**PROBLEM TO WORK ON**.
Locate every line below that contains the word "name" and copy it.

**INFORMATION GIVEN**.
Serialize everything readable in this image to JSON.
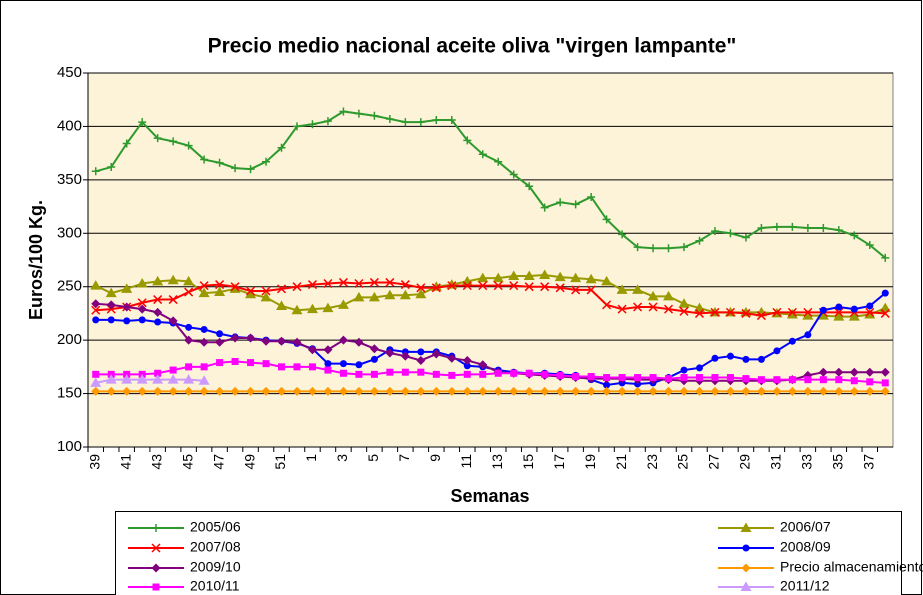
{
  "chart_data": {
    "type": "line",
    "title": "Precio medio nacional  aceite oliva \"virgen lampante\"",
    "x_label": "Semanas",
    "y_label": "Euros/100 Kg.",
    "categories": [
      "39",
      null,
      "41",
      null,
      "43",
      null,
      "45",
      null,
      "47",
      null,
      "49",
      null,
      "51",
      null,
      "1",
      null,
      "3",
      null,
      "5",
      null,
      "7",
      null,
      "9",
      null,
      "11",
      null,
      "13",
      null,
      "15",
      null,
      "17",
      null,
      "19",
      null,
      "21",
      null,
      "23",
      null,
      "25",
      null,
      "27",
      null,
      "29",
      null,
      "31",
      null,
      "33",
      null,
      "35",
      null,
      "37",
      null
    ],
    "ylim": [
      100,
      450
    ],
    "yticks": [
      100,
      150,
      200,
      250,
      300,
      350,
      400,
      450
    ],
    "grid": true,
    "series": [
      {
        "name": "2005/06",
        "color": "#2e9a2e",
        "marker": "plus",
        "values": [
          358,
          362,
          384,
          404,
          389,
          386,
          382,
          369,
          366,
          361,
          360,
          367,
          380,
          400,
          402,
          405,
          414,
          412,
          410,
          407,
          404,
          404,
          406,
          406,
          387,
          374,
          367,
          355,
          344,
          324,
          329,
          327,
          334,
          313,
          299,
          287,
          286,
          286,
          287,
          293,
          302,
          300,
          296,
          305,
          306,
          306,
          305,
          305,
          303,
          298,
          289,
          277
        ]
      },
      {
        "name": "2006/07",
        "color": "#999900",
        "marker": "triangle",
        "values": [
          251,
          244,
          248,
          253,
          255,
          256,
          255,
          244,
          245,
          248,
          243,
          240,
          232,
          228,
          229,
          230,
          233,
          240,
          240,
          242,
          242,
          243,
          250,
          252,
          255,
          258,
          258,
          260,
          260,
          261,
          259,
          258,
          257,
          255,
          247,
          247,
          241,
          241,
          234,
          230,
          226,
          226,
          226,
          226,
          225,
          224,
          223,
          223,
          222,
          222,
          224,
          230
        ]
      },
      {
        "name": "2007/08",
        "color": "#ff0000",
        "marker": "x",
        "values": [
          228,
          229,
          231,
          235,
          238,
          238,
          245,
          251,
          252,
          250,
          246,
          246,
          248,
          250,
          252,
          253,
          254,
          253,
          254,
          254,
          252,
          249,
          249,
          251,
          251,
          251,
          251,
          251,
          250,
          250,
          249,
          247,
          247,
          233,
          229,
          231,
          231,
          229,
          227,
          225,
          226,
          226,
          225,
          223,
          226,
          226,
          226,
          226,
          226,
          226,
          226,
          225
        ]
      },
      {
        "name": "2008/09",
        "color": "#0000ff",
        "marker": "circle",
        "values": [
          219,
          219,
          218,
          219,
          217,
          216,
          212,
          210,
          206,
          203,
          202,
          200,
          199,
          197,
          192,
          178,
          178,
          177,
          182,
          191,
          189,
          189,
          189,
          185,
          176,
          175,
          172,
          170,
          169,
          169,
          168,
          167,
          163,
          158,
          160,
          159,
          160,
          165,
          172,
          174,
          183,
          185,
          182,
          182,
          190,
          199,
          205,
          228,
          231,
          229,
          232,
          244
        ]
      },
      {
        "name": "2009/10",
        "color": "#800080",
        "marker": "diamond",
        "values": [
          234,
          233,
          231,
          229,
          226,
          218,
          200,
          198,
          198,
          202,
          202,
          199,
          199,
          198,
          191,
          191,
          200,
          198,
          192,
          188,
          185,
          181,
          187,
          183,
          181,
          177,
          170,
          169,
          168,
          167,
          166,
          165,
          164,
          164,
          164,
          163,
          163,
          163,
          162,
          162,
          162,
          162,
          162,
          162,
          162,
          163,
          167,
          170,
          170,
          170,
          170,
          170
        ]
      },
      {
        "name": "Precio almacenamiento privado",
        "color": "#ff9900",
        "marker": "diamond",
        "values": [
          152,
          152,
          152,
          152,
          152,
          152,
          152,
          152,
          152,
          152,
          152,
          152,
          152,
          152,
          152,
          152,
          152,
          152,
          152,
          152,
          152,
          152,
          152,
          152,
          152,
          152,
          152,
          152,
          152,
          152,
          152,
          152,
          152,
          152,
          152,
          152,
          152,
          152,
          152,
          152,
          152,
          152,
          152,
          152,
          152,
          152,
          152,
          152,
          152,
          152,
          152,
          152
        ]
      },
      {
        "name": "2010/11",
        "color": "#ff00ff",
        "marker": "square",
        "values": [
          168,
          168,
          168,
          168,
          169,
          172,
          175,
          175,
          179,
          180,
          179,
          178,
          175,
          175,
          175,
          172,
          169,
          168,
          168,
          170,
          170,
          170,
          168,
          167,
          168,
          168,
          169,
          169,
          169,
          168,
          167,
          166,
          166,
          165,
          165,
          165,
          165,
          164,
          165,
          165,
          165,
          165,
          164,
          163,
          163,
          163,
          163,
          163,
          163,
          162,
          161,
          160
        ]
      },
      {
        "name": "2011/12",
        "color": "#cc99ff",
        "marker": "triangle",
        "values": [
          160,
          163,
          163,
          163,
          163,
          163,
          163,
          162,
          null,
          null,
          null,
          null,
          null,
          null,
          null,
          null,
          null,
          null,
          null,
          null,
          null,
          null,
          null,
          null,
          null,
          null,
          null,
          null,
          null,
          null,
          null,
          null,
          null,
          null,
          null,
          null,
          null,
          null,
          null,
          null,
          null,
          null,
          null,
          null,
          null,
          null,
          null,
          null,
          null,
          null,
          null,
          null
        ]
      }
    ]
  }
}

**REPLY**.
        "name": "2005/06",
        "name": "2006/07",
        "name": "2007/08",
        "name": "2008/09",
        "name": "2009/10",
        "name": "Precio almacenamiento privado",
        "name": "2010/11",
        "name": "2011/12",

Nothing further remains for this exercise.